§ **EXERCISE DESCRIPTION**
Every line below that mentions the word "necessary" should be copied out.

§ **GIVEN INFORMATION**
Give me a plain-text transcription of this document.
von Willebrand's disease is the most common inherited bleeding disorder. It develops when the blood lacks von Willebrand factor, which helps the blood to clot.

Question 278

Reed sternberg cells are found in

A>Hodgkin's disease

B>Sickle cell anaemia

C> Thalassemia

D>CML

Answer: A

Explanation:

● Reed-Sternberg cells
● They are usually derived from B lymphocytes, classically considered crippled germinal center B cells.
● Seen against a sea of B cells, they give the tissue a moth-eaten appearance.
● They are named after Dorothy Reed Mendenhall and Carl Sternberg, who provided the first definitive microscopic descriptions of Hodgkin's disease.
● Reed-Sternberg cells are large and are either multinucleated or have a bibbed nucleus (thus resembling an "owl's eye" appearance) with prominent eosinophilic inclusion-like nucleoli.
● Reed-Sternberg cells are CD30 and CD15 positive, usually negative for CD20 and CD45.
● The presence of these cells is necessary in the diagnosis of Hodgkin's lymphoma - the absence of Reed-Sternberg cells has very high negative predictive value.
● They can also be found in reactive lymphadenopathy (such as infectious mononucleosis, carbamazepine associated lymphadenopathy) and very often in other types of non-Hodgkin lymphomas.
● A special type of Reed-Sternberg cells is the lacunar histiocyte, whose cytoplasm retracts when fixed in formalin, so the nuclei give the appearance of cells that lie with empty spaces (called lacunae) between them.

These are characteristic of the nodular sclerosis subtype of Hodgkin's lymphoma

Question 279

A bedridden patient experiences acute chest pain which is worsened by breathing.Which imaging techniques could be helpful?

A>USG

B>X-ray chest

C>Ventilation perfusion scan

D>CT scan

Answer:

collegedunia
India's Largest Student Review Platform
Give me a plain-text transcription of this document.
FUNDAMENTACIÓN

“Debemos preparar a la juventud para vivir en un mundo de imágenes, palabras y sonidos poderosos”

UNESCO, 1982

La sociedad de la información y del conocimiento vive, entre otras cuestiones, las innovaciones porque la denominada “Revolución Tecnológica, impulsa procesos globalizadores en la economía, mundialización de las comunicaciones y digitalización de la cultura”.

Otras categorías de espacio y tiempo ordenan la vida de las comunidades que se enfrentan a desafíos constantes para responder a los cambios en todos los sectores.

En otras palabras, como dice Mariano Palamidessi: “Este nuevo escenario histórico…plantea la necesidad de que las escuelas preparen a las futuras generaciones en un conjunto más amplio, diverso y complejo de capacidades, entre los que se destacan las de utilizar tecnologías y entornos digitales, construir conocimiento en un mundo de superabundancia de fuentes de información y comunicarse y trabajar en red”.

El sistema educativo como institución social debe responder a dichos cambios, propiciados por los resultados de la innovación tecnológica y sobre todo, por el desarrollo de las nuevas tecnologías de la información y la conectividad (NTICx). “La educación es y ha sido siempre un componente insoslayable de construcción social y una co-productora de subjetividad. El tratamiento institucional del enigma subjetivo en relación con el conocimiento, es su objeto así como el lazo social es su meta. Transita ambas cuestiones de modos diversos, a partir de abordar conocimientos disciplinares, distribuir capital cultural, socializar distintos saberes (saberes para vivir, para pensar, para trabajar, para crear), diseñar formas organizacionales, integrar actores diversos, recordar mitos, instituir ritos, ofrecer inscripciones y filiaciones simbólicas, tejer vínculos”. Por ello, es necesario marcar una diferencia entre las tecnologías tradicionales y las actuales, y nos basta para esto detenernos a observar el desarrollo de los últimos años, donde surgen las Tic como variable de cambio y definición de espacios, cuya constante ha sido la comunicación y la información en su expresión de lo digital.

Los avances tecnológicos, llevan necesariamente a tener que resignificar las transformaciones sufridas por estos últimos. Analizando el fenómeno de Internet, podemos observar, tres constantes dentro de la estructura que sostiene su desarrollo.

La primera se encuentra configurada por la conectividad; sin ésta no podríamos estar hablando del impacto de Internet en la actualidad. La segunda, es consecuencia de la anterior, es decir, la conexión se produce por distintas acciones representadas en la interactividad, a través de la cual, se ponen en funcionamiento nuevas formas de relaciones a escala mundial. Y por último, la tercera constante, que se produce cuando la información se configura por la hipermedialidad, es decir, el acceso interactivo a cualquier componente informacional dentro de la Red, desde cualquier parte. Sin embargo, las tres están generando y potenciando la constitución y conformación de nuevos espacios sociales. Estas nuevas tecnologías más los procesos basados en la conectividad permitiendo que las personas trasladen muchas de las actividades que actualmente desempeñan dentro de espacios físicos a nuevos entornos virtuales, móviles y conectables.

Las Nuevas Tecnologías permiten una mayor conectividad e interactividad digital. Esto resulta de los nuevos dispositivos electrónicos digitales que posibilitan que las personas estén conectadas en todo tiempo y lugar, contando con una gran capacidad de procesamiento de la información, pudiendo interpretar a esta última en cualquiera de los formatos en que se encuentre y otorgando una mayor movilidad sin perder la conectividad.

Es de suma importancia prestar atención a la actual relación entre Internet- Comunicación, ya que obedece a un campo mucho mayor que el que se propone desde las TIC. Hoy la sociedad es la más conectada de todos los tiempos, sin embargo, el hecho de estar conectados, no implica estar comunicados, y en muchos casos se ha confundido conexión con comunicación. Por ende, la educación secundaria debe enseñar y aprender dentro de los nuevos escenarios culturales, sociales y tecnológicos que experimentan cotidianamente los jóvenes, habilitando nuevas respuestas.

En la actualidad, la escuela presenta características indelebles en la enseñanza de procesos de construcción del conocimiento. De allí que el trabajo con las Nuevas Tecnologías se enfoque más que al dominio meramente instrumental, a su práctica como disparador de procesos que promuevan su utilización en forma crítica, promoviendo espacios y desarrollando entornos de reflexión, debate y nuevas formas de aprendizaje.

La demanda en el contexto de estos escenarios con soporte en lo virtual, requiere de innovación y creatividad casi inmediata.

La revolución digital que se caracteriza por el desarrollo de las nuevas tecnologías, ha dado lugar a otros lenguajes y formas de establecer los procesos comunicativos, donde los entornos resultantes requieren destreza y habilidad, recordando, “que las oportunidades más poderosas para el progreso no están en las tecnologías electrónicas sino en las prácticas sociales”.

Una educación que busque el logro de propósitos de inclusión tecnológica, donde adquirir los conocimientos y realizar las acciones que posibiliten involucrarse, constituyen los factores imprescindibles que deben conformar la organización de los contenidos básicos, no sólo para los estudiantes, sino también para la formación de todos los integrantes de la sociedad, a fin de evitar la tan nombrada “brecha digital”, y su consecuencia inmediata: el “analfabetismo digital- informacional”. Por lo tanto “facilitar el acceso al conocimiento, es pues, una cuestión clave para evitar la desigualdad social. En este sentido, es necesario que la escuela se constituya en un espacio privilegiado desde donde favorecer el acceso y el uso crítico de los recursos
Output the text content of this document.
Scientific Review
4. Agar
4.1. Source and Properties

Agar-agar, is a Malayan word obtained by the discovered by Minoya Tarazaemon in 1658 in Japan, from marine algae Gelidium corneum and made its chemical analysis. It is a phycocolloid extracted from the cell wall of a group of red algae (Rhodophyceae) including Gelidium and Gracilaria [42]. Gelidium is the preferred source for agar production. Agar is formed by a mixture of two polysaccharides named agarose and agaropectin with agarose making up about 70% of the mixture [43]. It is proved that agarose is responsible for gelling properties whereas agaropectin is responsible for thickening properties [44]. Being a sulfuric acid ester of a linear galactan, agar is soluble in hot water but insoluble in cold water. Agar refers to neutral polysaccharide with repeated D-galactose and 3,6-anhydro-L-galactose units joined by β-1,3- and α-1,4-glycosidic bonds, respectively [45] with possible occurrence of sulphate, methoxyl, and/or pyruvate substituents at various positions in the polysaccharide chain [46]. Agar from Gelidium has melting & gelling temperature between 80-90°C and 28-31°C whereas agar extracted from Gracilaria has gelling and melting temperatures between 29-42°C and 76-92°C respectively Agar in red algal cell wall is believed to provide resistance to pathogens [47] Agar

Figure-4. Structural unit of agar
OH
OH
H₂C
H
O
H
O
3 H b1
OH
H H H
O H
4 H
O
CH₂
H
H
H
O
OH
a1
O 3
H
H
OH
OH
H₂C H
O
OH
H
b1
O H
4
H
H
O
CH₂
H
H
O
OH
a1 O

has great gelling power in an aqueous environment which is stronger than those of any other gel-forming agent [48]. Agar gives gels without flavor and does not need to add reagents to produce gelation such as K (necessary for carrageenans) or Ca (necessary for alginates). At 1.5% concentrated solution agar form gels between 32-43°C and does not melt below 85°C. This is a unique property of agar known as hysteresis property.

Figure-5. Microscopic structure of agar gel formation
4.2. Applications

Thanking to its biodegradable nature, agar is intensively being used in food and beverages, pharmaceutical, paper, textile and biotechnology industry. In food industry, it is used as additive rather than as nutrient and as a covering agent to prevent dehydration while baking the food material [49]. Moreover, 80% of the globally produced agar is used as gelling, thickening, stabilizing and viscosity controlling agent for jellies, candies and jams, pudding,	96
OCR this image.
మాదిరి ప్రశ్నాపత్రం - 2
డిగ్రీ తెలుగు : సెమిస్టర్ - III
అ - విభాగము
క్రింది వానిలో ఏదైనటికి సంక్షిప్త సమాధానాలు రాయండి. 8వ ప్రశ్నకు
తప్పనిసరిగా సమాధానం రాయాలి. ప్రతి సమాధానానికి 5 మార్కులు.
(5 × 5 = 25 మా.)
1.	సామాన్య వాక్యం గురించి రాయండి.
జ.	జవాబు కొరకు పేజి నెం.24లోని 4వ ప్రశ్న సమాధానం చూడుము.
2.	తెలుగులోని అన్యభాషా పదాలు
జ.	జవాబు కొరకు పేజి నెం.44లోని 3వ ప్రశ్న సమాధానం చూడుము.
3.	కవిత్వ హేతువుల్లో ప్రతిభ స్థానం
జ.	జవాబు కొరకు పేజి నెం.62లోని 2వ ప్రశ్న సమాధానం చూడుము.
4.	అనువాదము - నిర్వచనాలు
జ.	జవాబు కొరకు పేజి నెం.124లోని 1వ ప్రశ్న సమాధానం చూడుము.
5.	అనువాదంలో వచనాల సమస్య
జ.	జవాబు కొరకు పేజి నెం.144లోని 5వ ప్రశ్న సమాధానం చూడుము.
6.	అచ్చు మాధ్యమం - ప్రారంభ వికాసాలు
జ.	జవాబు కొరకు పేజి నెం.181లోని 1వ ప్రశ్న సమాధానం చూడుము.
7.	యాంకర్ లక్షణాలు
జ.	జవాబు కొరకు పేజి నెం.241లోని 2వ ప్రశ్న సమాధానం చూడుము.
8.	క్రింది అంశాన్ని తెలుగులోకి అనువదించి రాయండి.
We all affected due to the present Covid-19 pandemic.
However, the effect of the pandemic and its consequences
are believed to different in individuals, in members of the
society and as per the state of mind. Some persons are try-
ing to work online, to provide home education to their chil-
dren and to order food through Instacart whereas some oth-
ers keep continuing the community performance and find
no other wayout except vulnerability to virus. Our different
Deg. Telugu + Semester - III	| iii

§ **TASK RESULT**
● The presence of these cells is necessary in the diagnosis of Hodgkin's lymphoma - the absence of Reed-Sternberg cells has very high negative predictive value.
has great gelling power in an aqueous environment which is stronger than those of any other gel-forming agent [48]. Agar gives gels without flavor and does not need to add reagents to produce gelation such as K (necessary for carrageenans) or Ca (necessary for alginates). At 1.5% concentrated solution agar form gels between 32-43°C and does not melt below 85°C. This is a unique property of agar known as hysteresis property.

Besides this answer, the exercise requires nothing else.